§ WORK INSTRUCTIONS
Below is a block of records; reproduce all of them exactly and leave out any pictures.

Items from a data source:
==*==

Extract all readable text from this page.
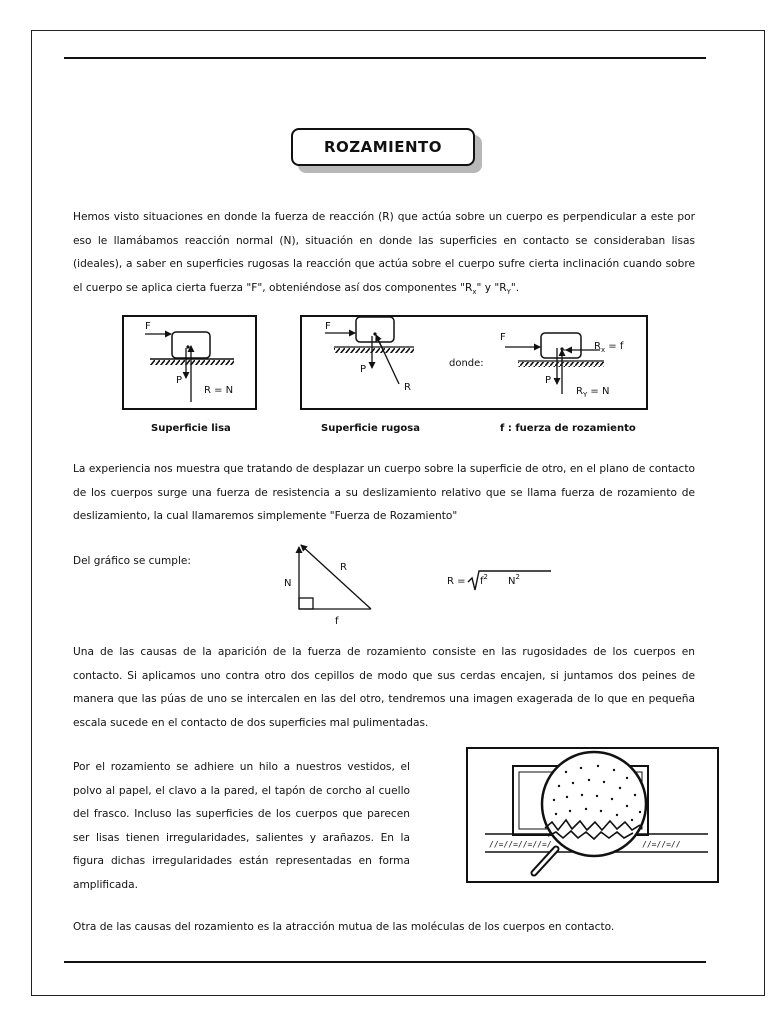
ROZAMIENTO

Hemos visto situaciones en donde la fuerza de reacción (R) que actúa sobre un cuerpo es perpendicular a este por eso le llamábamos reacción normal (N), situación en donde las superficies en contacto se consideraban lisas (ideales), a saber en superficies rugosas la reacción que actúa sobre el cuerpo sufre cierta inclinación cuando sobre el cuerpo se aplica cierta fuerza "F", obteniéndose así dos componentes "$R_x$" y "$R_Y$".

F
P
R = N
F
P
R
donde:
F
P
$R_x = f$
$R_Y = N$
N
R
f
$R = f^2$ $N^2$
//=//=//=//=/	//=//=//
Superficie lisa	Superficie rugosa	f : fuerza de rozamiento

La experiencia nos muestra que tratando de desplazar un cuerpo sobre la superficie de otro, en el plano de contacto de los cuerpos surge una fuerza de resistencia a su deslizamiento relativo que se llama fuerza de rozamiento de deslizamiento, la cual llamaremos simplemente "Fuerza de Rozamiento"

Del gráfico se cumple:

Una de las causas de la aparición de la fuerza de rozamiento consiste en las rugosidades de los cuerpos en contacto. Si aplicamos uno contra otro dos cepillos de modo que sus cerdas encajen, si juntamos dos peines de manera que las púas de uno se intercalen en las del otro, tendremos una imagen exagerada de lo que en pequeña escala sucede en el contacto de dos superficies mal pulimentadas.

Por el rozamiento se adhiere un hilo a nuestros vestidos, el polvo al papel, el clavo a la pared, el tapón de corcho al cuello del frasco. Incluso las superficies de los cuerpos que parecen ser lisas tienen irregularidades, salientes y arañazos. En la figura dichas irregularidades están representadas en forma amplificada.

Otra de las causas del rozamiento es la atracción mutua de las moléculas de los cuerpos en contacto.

==*==

§ ANSWER TO THE TASK
Extract all readable text from this page.
ROZAMIENTO

Hemos visto situaciones en donde la fuerza de reacción (R) que actúa sobre un cuerpo es perpendicular a este por eso le llamábamos reacción normal (N), situación en donde las superficies en contacto se consideraban lisas (ideales), a saber en superficies rugosas la reacción que actúa sobre el cuerpo sufre cierta inclinación cuando sobre el cuerpo se aplica cierta fuerza "F", obteniéndose así dos componentes "$R_x$" y "$R_Y$".

F
P
R = N
F
P
R
donde:
F
P
$R_x = f$
$R_Y = N$
N
R
f
$R = f^2$ $N^2$
//=//=//=//=/	//=//=//
Superficie lisa	Superficie rugosa	f : fuerza de rozamiento

La experiencia nos muestra que tratando de desplazar un cuerpo sobre la superficie de otro, en el plano de contacto de los cuerpos surge una fuerza de resistencia a su deslizamiento relativo que se llama fuerza de rozamiento de deslizamiento, la cual llamaremos simplemente "Fuerza de Rozamiento"

Del gráfico se cumple:

Una de las causas de la aparición de la fuerza de rozamiento consiste en las rugosidades de los cuerpos en contacto. Si aplicamos uno contra otro dos cepillos de modo que sus cerdas encajen, si juntamos dos peines de manera que las púas de uno se intercalen en las del otro, tendremos una imagen exagerada de lo que en pequeña escala sucede en el contacto de dos superficies mal pulimentadas.

Por el rozamiento se adhiere un hilo a nuestros vestidos, el polvo al papel, el clavo a la pared, el tapón de corcho al cuello del frasco. Incluso las superficies de los cuerpos que parecen ser lisas tienen irregularidades, salientes y arañazos. En la figura dichas irregularidades están representadas en forma amplificada.

Otra de las causas del rozamiento es la atracción mutua de las moléculas de los cuerpos en contacto.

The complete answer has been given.